+++ Data shown +++
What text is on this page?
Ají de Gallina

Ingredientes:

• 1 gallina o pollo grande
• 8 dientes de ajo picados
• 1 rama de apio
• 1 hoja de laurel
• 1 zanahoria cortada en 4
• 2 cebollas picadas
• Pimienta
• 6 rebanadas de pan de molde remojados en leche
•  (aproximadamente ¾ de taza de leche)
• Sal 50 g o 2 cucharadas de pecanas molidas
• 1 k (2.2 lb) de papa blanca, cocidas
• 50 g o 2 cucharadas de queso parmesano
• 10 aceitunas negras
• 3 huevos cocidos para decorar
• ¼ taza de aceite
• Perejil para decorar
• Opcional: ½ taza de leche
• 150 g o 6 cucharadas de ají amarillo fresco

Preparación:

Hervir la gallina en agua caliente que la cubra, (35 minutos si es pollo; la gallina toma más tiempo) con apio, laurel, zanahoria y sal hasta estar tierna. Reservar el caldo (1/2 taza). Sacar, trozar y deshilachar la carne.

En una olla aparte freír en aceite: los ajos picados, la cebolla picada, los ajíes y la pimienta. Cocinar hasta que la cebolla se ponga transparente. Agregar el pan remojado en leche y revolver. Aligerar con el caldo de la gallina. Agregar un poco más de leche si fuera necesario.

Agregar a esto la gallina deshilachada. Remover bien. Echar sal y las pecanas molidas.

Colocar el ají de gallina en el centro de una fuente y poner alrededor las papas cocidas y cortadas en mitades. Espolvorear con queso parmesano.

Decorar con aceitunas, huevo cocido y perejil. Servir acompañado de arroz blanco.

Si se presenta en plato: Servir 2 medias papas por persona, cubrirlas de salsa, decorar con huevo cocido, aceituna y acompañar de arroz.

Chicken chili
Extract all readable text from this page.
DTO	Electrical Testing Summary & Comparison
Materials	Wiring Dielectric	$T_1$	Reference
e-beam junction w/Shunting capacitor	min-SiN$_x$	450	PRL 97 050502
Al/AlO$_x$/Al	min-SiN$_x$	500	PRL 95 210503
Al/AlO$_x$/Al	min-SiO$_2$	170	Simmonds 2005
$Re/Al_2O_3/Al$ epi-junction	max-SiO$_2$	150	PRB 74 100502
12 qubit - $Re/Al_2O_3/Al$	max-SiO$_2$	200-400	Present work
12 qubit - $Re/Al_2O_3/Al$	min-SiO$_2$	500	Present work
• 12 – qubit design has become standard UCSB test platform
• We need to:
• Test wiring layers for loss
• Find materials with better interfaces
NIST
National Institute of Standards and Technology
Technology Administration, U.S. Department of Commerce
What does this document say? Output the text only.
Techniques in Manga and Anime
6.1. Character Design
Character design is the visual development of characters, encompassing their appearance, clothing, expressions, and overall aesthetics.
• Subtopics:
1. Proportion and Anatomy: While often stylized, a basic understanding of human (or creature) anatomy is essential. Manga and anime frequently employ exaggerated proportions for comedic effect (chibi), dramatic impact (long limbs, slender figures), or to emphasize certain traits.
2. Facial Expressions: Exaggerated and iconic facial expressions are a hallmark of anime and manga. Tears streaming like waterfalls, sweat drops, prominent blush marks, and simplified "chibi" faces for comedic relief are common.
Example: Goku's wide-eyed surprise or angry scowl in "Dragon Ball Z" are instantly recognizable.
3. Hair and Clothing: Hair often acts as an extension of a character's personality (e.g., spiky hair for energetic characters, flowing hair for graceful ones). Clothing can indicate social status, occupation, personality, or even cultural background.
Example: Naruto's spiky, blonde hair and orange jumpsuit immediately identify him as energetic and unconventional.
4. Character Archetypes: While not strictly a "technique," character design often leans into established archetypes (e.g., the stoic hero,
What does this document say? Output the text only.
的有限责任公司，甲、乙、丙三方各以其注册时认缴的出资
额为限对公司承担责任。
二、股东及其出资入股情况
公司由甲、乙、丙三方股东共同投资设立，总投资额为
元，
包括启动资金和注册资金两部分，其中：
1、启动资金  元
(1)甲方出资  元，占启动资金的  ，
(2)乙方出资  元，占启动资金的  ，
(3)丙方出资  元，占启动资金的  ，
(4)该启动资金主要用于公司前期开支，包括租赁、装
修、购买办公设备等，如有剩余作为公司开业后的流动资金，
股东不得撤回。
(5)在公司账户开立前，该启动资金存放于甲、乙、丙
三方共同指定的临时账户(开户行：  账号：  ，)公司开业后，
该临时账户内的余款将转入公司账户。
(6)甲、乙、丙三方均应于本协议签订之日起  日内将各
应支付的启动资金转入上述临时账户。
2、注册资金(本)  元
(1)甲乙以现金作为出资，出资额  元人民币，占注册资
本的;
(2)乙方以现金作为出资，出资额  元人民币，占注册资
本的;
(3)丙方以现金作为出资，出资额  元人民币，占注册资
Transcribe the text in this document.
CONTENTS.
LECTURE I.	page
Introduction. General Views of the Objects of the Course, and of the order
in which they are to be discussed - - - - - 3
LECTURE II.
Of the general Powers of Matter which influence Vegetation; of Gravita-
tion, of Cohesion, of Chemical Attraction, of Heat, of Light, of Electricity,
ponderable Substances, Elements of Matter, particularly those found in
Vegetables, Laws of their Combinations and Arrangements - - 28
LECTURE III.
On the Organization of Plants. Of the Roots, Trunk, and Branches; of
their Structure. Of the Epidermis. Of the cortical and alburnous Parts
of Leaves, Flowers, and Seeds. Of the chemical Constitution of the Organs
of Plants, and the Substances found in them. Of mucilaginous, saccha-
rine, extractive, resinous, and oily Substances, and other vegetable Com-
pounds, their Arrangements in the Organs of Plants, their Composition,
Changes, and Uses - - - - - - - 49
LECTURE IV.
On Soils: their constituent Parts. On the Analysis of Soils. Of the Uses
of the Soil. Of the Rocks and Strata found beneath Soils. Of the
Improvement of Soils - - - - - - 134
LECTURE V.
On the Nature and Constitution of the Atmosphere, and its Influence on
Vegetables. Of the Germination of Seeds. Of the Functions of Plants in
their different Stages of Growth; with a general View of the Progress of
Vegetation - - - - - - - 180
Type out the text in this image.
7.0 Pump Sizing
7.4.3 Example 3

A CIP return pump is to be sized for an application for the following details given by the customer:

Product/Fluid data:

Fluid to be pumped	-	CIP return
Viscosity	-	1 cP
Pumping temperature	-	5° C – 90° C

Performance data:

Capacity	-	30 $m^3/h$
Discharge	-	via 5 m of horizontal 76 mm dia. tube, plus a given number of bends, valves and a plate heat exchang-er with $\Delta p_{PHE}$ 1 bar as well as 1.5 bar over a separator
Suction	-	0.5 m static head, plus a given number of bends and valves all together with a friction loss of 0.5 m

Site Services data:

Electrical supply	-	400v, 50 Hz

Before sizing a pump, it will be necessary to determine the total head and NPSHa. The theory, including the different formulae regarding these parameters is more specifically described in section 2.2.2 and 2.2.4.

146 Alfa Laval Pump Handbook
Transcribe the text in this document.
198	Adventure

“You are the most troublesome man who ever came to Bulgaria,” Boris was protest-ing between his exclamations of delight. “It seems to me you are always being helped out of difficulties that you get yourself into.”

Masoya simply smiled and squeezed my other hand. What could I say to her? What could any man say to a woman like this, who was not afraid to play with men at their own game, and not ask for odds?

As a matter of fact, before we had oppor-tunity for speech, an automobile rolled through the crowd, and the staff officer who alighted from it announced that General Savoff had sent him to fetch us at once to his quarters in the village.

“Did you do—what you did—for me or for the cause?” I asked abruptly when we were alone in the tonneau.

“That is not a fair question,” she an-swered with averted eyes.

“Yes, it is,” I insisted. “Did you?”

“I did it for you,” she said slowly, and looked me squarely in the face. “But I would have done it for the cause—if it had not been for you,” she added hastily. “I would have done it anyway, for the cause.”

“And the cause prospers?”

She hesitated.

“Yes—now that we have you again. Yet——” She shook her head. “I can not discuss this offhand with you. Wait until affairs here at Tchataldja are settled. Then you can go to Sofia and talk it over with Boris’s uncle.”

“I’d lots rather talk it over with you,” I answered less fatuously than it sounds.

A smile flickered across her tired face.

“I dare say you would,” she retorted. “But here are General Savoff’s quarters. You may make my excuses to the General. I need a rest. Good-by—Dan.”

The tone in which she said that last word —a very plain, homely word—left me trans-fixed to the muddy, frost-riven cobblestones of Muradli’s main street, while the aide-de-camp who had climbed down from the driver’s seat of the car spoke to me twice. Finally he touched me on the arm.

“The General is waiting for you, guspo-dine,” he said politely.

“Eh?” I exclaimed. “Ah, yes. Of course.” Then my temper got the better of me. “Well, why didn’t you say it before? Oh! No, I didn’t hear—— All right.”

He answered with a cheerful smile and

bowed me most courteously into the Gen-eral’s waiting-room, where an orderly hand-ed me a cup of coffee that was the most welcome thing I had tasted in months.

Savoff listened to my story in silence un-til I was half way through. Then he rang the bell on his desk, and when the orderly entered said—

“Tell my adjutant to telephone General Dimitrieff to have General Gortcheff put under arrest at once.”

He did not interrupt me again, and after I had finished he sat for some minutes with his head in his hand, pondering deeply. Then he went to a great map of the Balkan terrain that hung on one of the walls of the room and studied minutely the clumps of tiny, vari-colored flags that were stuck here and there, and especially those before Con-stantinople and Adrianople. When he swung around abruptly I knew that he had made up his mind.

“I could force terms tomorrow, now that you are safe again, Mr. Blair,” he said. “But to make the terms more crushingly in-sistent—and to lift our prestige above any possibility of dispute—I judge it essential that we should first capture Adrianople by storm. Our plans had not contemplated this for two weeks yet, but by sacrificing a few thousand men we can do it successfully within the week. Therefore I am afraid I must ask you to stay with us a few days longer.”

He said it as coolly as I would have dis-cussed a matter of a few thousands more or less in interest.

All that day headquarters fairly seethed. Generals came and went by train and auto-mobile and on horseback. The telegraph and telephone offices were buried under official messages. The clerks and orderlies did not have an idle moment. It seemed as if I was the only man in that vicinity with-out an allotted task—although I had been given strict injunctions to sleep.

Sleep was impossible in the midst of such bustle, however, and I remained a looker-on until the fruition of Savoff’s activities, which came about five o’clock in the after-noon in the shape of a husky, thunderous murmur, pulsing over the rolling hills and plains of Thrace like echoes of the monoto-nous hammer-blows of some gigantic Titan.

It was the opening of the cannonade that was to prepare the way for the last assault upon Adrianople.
+++
• **Request**
Reply with nothing except the number of lines in the listing above that include "waiting".

• **Result of this exercise**
2